(Collection entries)
◆ ◆ ◆ ◆ ◆

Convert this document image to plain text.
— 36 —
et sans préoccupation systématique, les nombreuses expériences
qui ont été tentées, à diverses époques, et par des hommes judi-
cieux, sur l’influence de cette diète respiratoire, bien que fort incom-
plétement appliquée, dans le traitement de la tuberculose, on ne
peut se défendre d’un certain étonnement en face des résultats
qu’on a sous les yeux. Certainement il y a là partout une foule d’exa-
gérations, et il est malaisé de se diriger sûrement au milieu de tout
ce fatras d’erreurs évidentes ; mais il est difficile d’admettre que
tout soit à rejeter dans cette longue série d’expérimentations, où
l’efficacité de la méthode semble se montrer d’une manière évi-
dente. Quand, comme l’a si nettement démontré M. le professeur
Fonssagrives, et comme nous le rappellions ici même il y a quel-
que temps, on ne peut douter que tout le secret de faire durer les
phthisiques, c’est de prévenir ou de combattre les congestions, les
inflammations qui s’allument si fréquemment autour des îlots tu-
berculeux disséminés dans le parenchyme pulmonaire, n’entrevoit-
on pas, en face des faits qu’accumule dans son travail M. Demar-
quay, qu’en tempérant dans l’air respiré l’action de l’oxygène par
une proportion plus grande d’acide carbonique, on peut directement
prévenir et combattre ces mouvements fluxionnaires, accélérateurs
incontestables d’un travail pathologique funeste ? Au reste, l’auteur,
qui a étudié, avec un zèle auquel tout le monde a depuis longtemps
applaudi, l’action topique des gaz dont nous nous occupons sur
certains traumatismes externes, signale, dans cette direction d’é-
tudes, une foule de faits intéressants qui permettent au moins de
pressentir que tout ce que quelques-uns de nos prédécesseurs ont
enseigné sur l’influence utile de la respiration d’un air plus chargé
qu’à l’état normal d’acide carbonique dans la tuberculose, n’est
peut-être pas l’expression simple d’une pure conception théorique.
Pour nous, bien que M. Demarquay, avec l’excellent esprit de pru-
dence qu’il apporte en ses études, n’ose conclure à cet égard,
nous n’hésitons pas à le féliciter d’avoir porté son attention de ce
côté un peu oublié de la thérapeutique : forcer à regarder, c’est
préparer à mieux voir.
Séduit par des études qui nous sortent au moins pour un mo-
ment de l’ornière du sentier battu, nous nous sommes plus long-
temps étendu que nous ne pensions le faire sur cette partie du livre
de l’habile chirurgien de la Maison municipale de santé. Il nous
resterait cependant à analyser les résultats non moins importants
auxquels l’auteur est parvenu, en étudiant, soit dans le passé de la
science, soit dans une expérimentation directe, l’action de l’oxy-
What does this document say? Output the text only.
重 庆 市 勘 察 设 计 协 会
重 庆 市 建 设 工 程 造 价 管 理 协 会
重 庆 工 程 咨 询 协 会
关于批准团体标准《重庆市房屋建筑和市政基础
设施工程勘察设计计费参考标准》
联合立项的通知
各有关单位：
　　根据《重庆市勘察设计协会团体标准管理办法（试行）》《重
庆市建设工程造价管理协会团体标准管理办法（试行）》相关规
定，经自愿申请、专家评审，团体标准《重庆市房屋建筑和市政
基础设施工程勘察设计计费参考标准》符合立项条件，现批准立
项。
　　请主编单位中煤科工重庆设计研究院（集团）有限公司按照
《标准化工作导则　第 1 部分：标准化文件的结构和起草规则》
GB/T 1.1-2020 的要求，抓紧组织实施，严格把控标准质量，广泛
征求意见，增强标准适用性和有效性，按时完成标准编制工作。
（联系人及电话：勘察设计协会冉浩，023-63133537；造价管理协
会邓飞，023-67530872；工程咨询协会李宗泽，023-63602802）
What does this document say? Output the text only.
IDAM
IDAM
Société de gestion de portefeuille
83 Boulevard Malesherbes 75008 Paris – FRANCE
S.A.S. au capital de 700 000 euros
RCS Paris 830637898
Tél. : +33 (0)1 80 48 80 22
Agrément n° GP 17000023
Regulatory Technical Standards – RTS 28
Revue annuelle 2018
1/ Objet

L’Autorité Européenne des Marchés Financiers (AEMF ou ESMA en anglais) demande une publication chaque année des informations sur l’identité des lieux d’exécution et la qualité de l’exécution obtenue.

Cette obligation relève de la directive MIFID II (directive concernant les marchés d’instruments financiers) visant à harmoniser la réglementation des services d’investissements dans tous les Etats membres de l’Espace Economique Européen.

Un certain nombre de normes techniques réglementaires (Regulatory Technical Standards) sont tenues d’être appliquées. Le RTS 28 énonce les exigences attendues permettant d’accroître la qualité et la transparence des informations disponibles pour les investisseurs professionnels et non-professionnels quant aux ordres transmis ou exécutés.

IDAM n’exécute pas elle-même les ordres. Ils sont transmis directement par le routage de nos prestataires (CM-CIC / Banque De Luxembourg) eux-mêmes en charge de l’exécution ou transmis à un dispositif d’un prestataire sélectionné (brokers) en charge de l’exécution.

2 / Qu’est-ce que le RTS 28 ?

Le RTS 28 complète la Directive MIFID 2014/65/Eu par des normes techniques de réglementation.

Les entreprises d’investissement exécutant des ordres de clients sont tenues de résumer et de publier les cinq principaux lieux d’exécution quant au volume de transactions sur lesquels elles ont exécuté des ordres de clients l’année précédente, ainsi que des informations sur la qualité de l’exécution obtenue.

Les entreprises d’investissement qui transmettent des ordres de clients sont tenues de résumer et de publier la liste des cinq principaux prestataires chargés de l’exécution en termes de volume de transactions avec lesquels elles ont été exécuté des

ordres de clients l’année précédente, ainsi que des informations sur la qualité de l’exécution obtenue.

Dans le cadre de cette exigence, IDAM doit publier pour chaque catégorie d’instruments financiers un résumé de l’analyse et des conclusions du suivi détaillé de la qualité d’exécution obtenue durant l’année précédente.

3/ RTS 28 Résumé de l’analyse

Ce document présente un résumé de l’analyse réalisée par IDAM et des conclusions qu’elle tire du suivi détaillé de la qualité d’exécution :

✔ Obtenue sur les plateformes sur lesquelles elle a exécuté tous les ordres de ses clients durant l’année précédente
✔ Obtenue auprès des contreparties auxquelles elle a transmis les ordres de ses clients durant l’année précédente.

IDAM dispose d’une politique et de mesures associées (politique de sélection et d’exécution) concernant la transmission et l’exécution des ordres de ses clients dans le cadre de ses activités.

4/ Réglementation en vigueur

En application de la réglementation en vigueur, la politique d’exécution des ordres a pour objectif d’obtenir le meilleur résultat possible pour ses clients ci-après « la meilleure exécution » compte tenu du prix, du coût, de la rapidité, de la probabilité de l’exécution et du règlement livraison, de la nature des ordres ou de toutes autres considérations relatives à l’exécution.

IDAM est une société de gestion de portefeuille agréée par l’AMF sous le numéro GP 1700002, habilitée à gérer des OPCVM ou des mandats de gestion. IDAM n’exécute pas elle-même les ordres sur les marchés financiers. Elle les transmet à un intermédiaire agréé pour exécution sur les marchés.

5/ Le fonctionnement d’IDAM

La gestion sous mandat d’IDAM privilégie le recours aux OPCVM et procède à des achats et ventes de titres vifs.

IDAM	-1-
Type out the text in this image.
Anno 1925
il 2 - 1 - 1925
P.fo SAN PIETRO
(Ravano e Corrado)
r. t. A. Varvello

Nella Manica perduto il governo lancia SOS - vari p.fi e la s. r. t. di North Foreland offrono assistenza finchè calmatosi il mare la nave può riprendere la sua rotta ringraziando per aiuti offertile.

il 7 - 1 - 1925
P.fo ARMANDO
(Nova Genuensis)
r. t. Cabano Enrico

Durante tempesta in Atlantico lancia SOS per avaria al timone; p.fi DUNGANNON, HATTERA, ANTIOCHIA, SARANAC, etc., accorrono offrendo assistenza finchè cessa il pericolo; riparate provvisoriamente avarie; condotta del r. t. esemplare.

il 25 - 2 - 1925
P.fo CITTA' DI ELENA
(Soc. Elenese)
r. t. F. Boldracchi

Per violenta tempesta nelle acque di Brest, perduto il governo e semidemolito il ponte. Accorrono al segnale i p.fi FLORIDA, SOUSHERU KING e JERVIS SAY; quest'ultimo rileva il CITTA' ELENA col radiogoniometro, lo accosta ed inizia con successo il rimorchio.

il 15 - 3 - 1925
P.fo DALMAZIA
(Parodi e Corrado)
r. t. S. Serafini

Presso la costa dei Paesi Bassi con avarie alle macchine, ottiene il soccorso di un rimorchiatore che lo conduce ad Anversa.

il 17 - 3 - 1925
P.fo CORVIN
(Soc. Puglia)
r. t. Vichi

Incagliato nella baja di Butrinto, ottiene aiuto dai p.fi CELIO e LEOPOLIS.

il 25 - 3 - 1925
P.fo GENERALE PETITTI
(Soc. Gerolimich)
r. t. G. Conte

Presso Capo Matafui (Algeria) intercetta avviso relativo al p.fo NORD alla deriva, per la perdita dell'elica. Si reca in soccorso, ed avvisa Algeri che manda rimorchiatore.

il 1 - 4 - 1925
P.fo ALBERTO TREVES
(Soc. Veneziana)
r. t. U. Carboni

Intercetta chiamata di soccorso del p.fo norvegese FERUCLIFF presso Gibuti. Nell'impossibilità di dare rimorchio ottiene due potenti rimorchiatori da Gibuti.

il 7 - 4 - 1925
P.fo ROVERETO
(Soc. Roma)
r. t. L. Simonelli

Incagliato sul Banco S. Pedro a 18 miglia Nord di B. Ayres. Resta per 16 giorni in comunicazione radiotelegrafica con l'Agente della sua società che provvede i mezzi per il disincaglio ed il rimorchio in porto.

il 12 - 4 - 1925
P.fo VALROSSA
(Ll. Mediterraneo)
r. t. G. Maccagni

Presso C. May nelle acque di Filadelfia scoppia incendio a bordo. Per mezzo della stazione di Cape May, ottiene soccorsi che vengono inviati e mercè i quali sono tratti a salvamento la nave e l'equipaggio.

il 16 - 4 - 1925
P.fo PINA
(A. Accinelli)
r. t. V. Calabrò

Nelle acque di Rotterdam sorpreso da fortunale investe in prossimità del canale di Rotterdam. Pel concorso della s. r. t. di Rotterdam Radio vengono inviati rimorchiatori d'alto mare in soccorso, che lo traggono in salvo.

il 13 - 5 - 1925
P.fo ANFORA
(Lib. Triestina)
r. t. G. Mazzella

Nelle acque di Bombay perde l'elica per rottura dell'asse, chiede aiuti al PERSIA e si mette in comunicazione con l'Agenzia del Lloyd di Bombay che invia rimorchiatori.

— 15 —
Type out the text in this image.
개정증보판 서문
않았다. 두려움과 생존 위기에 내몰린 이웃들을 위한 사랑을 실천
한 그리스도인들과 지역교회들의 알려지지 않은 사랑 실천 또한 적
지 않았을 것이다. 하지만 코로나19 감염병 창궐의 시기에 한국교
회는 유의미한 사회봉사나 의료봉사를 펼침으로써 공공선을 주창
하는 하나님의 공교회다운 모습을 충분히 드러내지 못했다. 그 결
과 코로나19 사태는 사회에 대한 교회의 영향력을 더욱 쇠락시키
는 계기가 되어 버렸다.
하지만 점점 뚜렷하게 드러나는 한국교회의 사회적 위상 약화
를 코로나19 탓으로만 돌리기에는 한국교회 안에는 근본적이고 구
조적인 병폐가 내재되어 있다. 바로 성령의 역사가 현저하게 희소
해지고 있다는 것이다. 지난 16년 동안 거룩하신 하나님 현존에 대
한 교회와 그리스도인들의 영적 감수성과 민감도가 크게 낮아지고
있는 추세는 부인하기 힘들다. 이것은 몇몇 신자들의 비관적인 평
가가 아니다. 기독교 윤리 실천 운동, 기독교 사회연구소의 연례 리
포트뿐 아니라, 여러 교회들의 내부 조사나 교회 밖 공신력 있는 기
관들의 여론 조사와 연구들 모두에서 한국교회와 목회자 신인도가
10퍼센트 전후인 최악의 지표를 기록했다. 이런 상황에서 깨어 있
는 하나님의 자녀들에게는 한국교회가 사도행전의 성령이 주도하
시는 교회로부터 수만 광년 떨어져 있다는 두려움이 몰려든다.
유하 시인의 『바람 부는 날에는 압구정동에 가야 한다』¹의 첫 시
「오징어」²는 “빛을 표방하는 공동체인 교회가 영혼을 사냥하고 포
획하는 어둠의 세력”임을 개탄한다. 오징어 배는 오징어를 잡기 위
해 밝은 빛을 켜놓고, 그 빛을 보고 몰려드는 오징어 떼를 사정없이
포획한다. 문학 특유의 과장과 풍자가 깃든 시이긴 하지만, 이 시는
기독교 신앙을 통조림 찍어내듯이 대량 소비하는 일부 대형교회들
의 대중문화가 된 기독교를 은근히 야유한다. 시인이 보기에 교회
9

◆ ◆ ◆ ◆ ◆

* _EXERCISE REQUIREMENTS_: Scan the material above for the string "face" and report each line where you find it.

* _THE RESULT_:
peut se défendre d’un certain étonnement en face des résultats
on pas, en face des faits qu’accumule dans son travail M. Demar-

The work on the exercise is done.